- _Dataset entries_:
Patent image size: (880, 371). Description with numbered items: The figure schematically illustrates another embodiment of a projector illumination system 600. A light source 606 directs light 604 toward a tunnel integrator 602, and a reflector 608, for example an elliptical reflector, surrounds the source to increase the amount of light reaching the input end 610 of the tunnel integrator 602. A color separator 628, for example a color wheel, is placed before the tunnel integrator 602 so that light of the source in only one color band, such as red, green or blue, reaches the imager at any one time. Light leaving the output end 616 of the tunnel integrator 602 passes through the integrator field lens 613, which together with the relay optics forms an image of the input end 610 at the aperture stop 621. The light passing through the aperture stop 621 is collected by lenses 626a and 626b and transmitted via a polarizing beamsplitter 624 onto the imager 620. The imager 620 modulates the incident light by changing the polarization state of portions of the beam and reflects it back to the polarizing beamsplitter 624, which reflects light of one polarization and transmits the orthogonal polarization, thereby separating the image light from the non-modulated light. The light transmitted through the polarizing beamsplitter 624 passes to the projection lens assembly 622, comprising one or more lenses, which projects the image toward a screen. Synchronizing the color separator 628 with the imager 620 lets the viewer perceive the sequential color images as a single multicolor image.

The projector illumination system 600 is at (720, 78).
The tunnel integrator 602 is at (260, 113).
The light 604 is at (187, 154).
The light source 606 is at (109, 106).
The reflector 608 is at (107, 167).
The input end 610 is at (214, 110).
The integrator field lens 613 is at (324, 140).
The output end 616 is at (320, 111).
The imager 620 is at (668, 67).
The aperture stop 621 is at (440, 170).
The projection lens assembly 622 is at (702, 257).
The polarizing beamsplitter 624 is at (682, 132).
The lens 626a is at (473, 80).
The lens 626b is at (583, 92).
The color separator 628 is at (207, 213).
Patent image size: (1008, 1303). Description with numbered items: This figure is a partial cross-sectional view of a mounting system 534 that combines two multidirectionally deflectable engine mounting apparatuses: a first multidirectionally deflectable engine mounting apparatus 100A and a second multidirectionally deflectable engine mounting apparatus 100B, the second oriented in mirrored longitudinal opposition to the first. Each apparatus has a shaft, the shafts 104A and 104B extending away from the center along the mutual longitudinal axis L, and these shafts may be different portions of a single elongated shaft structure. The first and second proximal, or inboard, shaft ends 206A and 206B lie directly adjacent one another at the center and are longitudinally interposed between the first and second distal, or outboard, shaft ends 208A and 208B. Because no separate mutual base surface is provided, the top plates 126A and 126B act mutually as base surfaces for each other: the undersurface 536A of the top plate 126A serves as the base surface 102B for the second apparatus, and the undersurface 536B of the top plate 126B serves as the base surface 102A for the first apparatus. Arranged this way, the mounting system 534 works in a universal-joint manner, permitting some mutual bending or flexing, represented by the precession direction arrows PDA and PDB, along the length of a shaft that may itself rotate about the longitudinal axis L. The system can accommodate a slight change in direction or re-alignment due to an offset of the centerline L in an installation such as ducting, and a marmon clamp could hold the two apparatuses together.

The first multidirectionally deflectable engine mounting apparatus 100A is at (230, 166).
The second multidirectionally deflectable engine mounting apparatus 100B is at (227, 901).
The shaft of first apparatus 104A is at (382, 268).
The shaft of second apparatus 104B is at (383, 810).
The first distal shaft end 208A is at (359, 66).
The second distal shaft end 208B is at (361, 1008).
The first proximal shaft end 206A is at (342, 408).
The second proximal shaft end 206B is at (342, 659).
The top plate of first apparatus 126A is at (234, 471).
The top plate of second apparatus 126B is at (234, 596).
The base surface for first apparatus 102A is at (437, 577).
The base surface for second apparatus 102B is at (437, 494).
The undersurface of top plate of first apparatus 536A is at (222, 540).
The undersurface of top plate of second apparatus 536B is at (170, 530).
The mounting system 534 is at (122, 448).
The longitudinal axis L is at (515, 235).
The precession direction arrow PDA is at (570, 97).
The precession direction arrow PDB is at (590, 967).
...
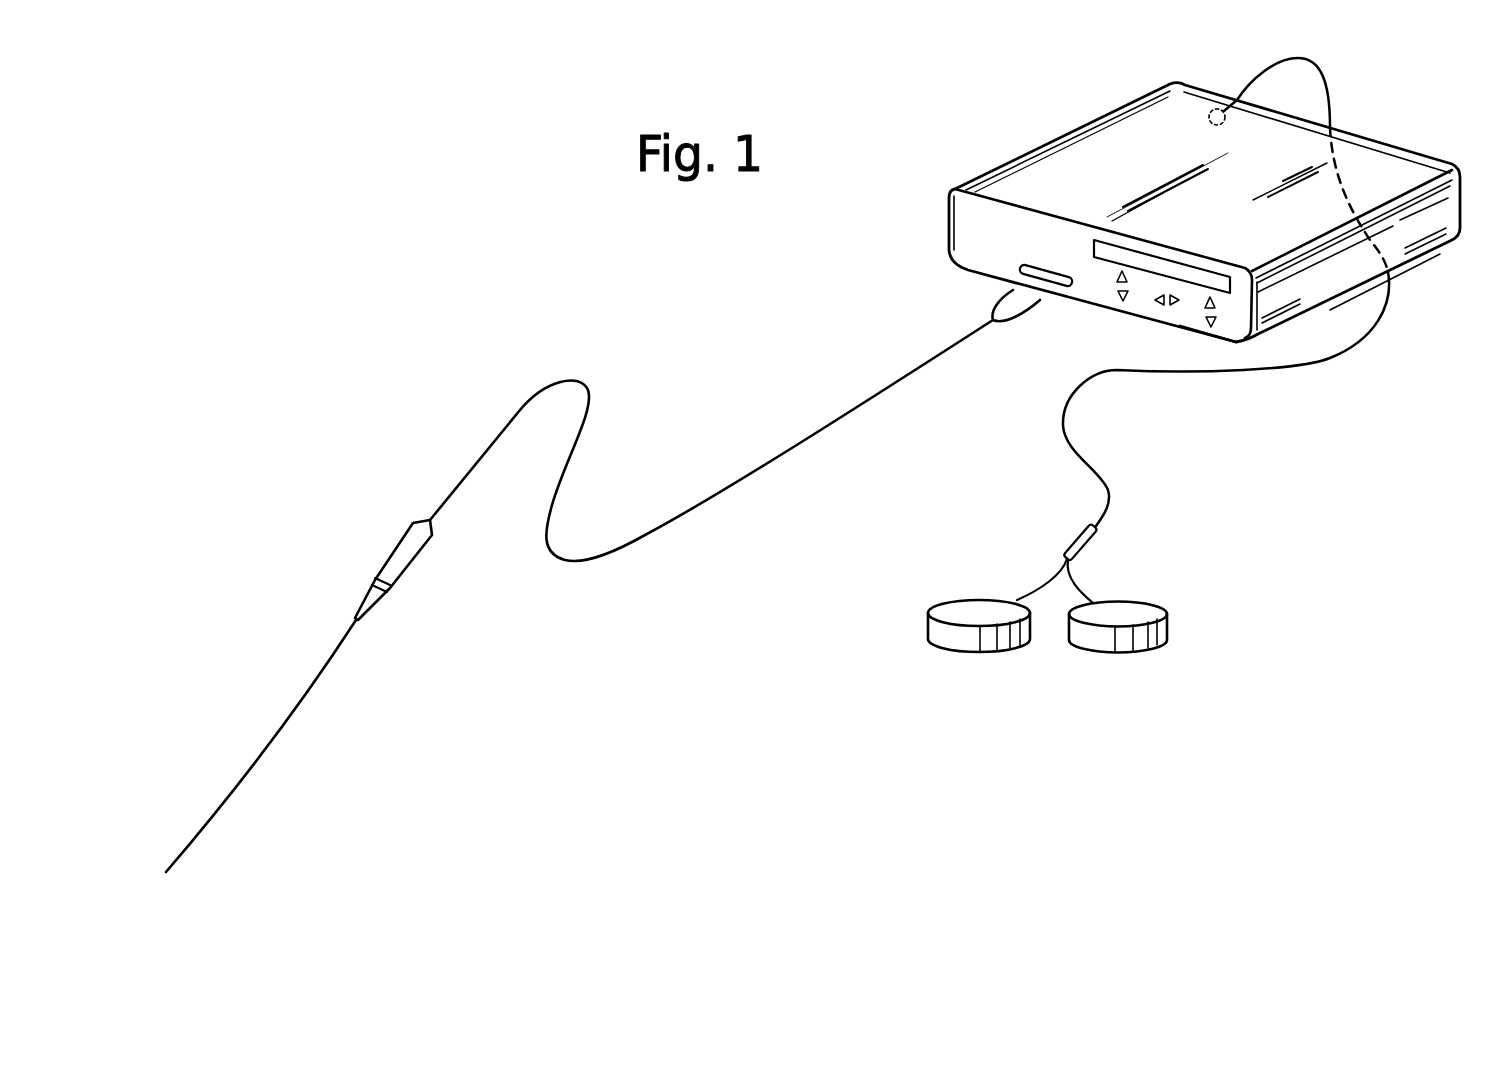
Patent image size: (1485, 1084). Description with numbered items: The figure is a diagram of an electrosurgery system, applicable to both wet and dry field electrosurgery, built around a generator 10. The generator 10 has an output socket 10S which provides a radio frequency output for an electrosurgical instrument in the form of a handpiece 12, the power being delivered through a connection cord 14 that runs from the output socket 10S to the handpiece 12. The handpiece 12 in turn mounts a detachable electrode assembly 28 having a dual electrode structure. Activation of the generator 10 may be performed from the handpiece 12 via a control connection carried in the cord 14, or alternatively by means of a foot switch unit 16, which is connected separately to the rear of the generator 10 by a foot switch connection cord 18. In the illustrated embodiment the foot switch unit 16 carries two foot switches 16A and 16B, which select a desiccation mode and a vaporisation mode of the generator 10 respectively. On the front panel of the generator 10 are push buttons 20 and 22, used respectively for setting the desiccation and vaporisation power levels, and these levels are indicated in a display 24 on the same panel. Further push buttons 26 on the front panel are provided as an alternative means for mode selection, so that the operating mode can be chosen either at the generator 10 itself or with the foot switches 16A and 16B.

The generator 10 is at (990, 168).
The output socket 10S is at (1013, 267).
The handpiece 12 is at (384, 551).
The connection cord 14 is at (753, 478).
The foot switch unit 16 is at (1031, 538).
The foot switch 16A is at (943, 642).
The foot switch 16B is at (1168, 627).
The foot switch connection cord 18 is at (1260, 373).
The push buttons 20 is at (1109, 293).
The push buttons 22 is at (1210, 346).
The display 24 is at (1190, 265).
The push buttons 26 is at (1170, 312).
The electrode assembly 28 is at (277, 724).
==
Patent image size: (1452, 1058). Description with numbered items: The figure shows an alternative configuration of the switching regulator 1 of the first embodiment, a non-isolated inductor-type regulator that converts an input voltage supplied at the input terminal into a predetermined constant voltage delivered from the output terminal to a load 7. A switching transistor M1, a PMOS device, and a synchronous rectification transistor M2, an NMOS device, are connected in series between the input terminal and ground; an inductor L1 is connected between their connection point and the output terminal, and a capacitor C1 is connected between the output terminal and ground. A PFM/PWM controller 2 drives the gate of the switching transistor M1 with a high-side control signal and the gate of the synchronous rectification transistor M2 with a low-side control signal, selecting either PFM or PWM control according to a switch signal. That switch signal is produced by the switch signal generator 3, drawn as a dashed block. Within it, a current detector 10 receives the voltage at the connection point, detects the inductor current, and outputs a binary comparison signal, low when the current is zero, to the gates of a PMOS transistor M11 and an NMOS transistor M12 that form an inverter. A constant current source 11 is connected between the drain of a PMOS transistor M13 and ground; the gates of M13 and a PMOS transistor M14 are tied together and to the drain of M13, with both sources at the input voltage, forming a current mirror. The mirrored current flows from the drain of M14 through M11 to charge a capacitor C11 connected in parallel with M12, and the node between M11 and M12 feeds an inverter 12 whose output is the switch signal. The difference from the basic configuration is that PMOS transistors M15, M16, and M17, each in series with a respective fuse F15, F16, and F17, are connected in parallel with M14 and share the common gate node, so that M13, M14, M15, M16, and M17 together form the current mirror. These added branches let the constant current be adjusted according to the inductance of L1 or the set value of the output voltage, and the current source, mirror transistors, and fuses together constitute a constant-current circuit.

- _To be done_:
Reproduce everything from the line containing "Patent image size: (880, 371)." down to the line containing "The light source 606 is at (109, 106).", including both of those lines, exactly as they appear in the listing above.

- _Result of this exercise_:
Patent image size: (880, 371). Description with numbered items: The figure schematically illustrates another embodiment of a projector illumination system 600. A light source 606 directs light 604 toward a tunnel integrator 602, and a reflector 608, for example an elliptical reflector, surrounds the source to increase the amount of light reaching the input end 610 of the tunnel integrator 602. A color separator 628, for example a color wheel, is placed before the tunnel integrator 602 so that light of the source in only one color band, such as red, green or blue, reaches the imager at any one time. Light leaving the output end 616 of the tunnel integrator 602 passes through the integrator field lens 613, which together with the relay optics forms an image of the input end 610 at the aperture stop 621. The light passing through the aperture stop 621 is collected by lenses 626a and 626b and transmitted via a polarizing beamsplitter 624 onto the imager 620. The imager 620 modulates the incident light by changing the polarization state of portions of the beam and reflects it back to the polarizing beamsplitter 624, which reflects light of one polarization and transmits the orthogonal polarization, thereby separating the image light from the non-modulated light. The light transmitted through the polarizing beamsplitter 624 passes to the projection lens assembly 622, comprising one or more lenses, which projects the image toward a screen. Synchronizing the color separator 628 with the imager 620 lets the viewer perceive the sequential color images as a single multicolor image.

The projector illumination system 600 is at (720, 78).
The tunnel integrator 602 is at (260, 113).
The light 604 is at (187, 154).
The light source 606 is at (109, 106).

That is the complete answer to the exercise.